▶ _Selected excerpt_
○ ○ ○
In the second model, sometimes called the institution as tutor, the OU works with a local partner but the students study for OU credits and awards. This necessarily creates an intense relationship on both the academic and administrative fronts. The OU has an important set of these partnerships in Central Europe and Russia. These began with the piercing of the Berlin Wall and the liberalisation of the former Soviet bloc starting in the late 1980s. First Hungary, then Czechoslovakia, and later Russia, Bulgaria, and Romania approached the OU to make available its business programmes. The OU developed partnerships with a private or non-profit organisation in each country and introduced a similar teaching model across the region.
This called for the translation of each course into the local language and the training of a cohort of local tutors. The tutors begin by taking the English version of their course as students with tutoring provided by OU staff. This ensures both that they gain complete familiarity with the course content and that they gain direct experience of OU tutorial methods which are rather different from the forms of pedagogy in use in the former Soviet bloc. Once trained the tutors perform exactly the same functions as they would in the rest of the OU. Following standard OU practice exams are marked centrally. The processes of standardisation are, however, made more cumbersome and complex by the necessity of ensuring that papers are marked to the same standards in each of seven languages.
○ ○ ○
▶ _Working data_
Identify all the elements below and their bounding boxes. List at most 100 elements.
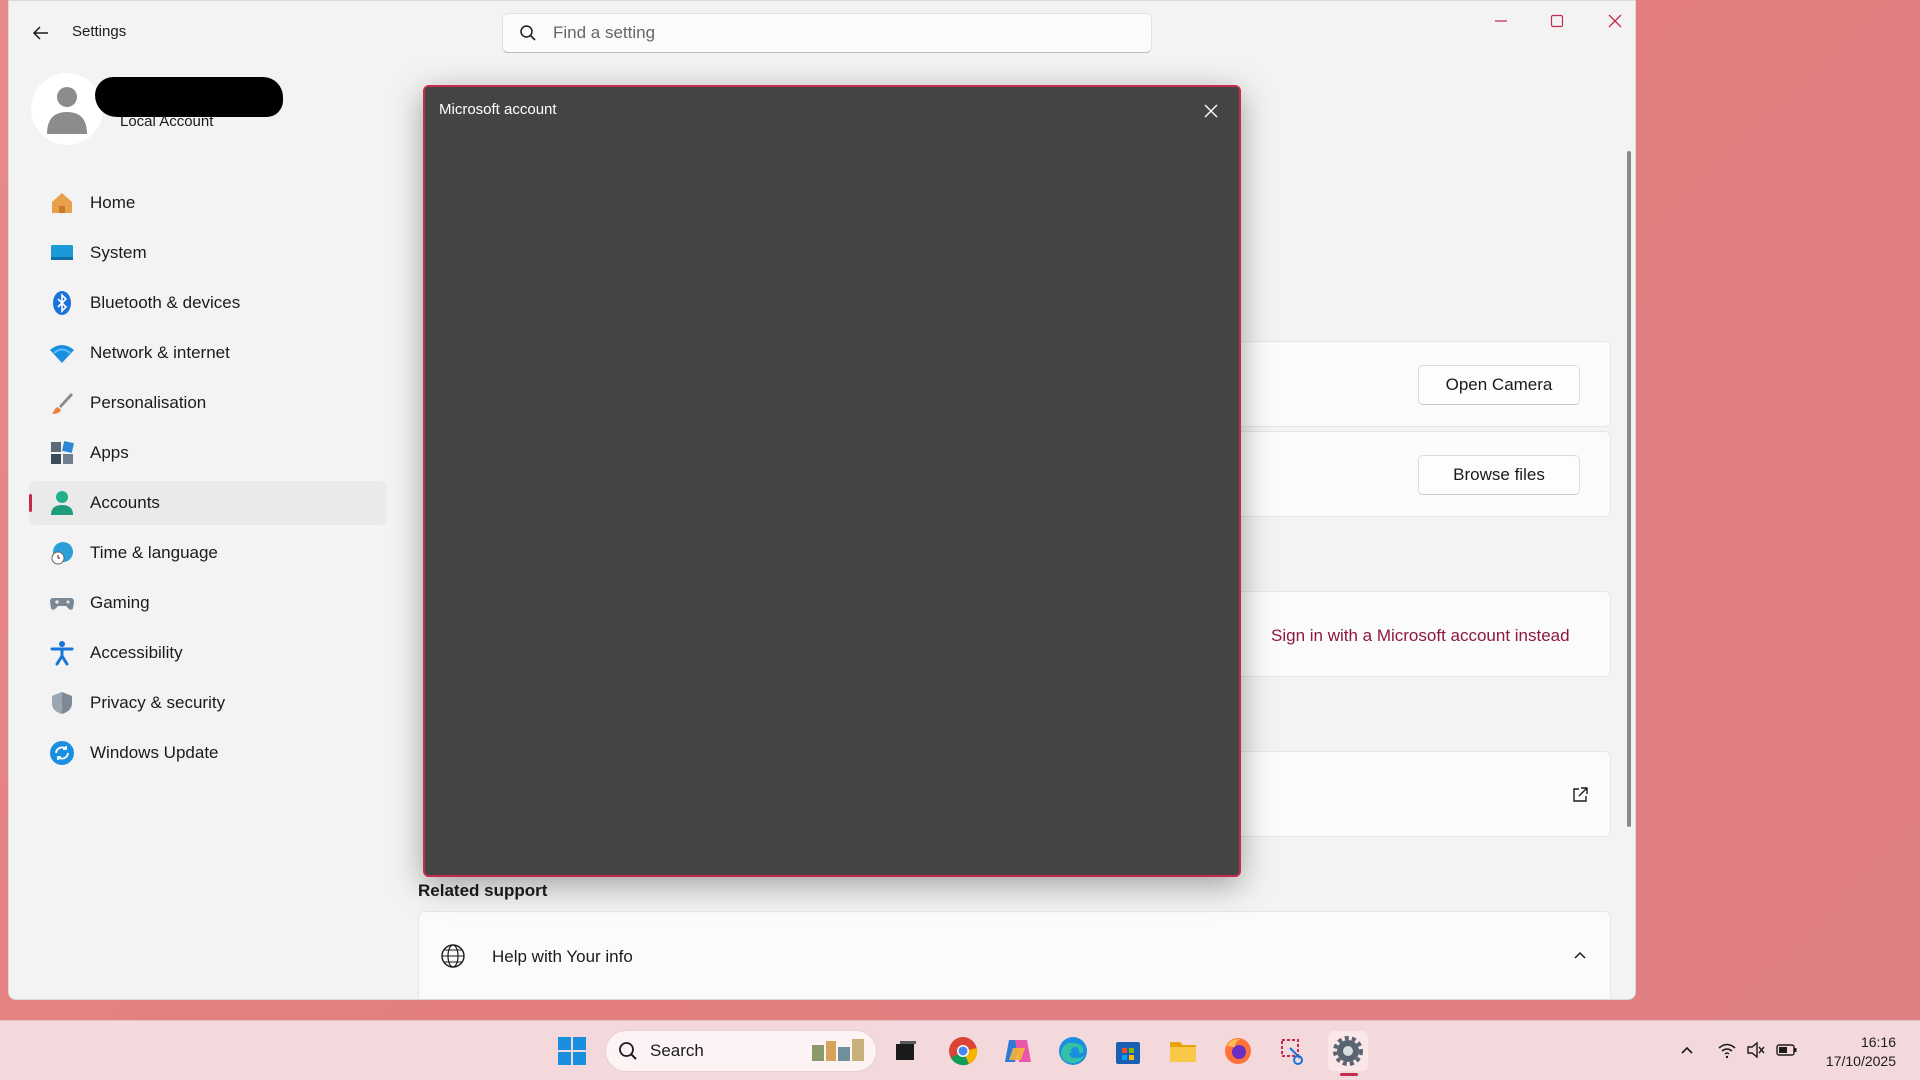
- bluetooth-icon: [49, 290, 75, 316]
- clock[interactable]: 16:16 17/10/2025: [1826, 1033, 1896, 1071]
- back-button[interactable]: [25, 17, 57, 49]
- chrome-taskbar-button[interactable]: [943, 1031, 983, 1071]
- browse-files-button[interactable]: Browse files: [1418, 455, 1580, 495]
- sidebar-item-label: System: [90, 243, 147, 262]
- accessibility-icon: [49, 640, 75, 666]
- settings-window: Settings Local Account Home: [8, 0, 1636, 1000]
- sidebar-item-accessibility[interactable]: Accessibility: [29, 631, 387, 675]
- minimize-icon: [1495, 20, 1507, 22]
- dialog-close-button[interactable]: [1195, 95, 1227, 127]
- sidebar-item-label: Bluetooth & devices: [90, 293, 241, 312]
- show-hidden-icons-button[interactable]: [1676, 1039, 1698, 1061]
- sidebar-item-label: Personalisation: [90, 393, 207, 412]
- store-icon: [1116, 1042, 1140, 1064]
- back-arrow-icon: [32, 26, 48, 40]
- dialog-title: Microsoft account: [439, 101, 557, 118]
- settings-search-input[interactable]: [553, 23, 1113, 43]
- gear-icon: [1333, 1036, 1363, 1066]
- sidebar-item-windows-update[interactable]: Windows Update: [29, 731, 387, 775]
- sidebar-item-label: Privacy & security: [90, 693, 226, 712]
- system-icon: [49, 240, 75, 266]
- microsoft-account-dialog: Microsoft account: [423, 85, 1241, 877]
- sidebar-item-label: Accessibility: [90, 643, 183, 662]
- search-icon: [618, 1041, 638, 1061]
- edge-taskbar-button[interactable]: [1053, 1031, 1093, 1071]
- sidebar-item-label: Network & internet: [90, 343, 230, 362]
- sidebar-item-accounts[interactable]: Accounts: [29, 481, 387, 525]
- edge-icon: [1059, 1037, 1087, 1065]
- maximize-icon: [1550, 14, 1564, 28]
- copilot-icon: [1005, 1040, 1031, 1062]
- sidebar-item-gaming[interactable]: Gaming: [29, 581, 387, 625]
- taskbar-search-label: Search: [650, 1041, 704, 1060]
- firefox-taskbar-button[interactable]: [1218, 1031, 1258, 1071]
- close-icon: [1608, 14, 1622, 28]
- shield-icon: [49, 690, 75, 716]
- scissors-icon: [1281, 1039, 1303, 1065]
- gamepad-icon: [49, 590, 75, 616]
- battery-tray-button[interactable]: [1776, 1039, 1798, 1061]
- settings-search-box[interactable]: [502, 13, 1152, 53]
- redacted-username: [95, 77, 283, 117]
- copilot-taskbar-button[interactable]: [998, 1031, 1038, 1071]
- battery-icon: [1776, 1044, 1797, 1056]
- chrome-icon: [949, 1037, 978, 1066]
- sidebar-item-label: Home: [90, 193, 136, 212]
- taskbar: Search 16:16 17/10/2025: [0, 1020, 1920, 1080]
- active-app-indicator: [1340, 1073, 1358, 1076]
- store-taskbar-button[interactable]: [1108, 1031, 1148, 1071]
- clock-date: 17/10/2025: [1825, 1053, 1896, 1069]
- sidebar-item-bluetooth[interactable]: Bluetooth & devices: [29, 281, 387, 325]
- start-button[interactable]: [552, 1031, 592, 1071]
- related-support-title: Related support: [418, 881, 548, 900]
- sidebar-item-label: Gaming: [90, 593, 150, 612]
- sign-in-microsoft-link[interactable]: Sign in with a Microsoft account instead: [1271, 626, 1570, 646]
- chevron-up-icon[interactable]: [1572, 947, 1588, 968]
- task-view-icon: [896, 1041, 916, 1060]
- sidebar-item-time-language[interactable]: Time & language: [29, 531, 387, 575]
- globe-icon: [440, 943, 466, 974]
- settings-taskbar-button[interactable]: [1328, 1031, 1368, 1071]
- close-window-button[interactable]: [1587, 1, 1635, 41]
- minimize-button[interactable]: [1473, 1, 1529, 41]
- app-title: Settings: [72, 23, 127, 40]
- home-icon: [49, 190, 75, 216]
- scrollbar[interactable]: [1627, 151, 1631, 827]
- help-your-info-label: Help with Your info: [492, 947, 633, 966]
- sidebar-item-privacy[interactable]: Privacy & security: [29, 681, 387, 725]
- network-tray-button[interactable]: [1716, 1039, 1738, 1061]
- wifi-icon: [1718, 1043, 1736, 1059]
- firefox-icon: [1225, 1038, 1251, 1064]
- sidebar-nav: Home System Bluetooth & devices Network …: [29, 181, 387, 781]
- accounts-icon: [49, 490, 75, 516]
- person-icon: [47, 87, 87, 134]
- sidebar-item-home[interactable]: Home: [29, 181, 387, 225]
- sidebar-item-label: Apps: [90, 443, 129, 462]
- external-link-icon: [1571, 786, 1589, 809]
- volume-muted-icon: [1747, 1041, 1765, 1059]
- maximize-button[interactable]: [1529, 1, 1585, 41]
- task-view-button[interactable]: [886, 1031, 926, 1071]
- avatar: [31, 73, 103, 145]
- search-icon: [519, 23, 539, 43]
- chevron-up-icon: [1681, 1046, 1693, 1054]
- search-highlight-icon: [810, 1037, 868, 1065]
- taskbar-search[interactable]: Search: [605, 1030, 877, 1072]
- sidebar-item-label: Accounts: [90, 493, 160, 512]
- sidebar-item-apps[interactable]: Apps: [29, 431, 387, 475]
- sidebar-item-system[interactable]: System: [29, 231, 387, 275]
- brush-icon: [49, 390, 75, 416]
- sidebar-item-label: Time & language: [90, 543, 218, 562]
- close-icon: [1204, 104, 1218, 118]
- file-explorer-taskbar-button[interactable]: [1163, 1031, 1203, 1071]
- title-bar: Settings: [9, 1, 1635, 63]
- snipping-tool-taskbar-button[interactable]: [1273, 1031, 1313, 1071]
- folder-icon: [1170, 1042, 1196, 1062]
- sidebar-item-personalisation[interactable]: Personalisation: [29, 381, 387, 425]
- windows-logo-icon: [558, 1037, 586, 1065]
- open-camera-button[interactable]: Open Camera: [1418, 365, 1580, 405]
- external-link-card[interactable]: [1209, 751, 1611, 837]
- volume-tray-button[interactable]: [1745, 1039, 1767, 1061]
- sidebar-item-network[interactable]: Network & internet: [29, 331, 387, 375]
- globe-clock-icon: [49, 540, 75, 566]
○ ○ ○
▶ _Exercise instructions_
A) In the passage on the OU's partnerships, which country was the first to approach the OU about its business programs?
B) Please write out the entries again, everything from the line that contains "- bluetooth-icon: [49, 290, 75, 316]" down to the line that contains "- copilot-icon: [1005, 1040, 1031, 1062]", both lines included.
The passage and the entries have nothing to do with each other.

▶ _Solutions to the problems_
A) Hungary

B)
- bluetooth-icon: [49, 290, 75, 316]
- clock[interactable]: 16:16 17/10/2025: [1826, 1033, 1896, 1071]
- back-button[interactable]: [25, 17, 57, 49]
- chrome-taskbar-button[interactable]: [943, 1031, 983, 1071]
- browse-files-button[interactable]: Browse files: [1418, 455, 1580, 495]
- sidebar-item-label: System: [90, 243, 147, 262]
- accessibility-icon: [49, 640, 75, 666]
- settings-window: Settings Local Account Home: [8, 0, 1636, 1000]
- sidebar-item-accessibility[interactable]: Accessibility: [29, 631, 387, 675]
- minimize-icon: [1495, 20, 1507, 22]
- dialog-close-button[interactable]: [1195, 95, 1227, 127]
- sidebar-item-label: Bluetooth & devices: [90, 293, 241, 312]
- show-hidden-icons-button[interactable]: [1676, 1039, 1698, 1061]
- sidebar-item-label: Personalisation: [90, 393, 207, 412]
- store-icon: [1116, 1042, 1140, 1064]
- back-arrow-icon: [32, 26, 48, 40]
- dialog-title: Microsoft account: [439, 101, 557, 118]
- settings-search-input[interactable]: [553, 23, 1113, 43]
- gear-icon: [1333, 1036, 1363, 1066]
- sidebar-item-windows-update[interactable]: Windows Update: [29, 731, 387, 775]
- sidebar-item-label: Privacy & security: [90, 693, 226, 712]
- system-icon: [49, 240, 75, 266]
- microsoft-account-dialog: Microsoft account: [423, 85, 1241, 877]
- sidebar-item-label: Accessibility: [90, 643, 183, 662]
- search-icon: [618, 1041, 638, 1061]
- edge-taskbar-button[interactable]: [1053, 1031, 1093, 1071]
- sidebar-item-label: Network & internet: [90, 343, 230, 362]
- sidebar-item-accounts[interactable]: Accounts: [29, 481, 387, 525]
- edge-icon: [1059, 1037, 1087, 1065]
- maximize-icon: [1550, 14, 1564, 28]
- copilot-icon: [1005, 1040, 1031, 1062]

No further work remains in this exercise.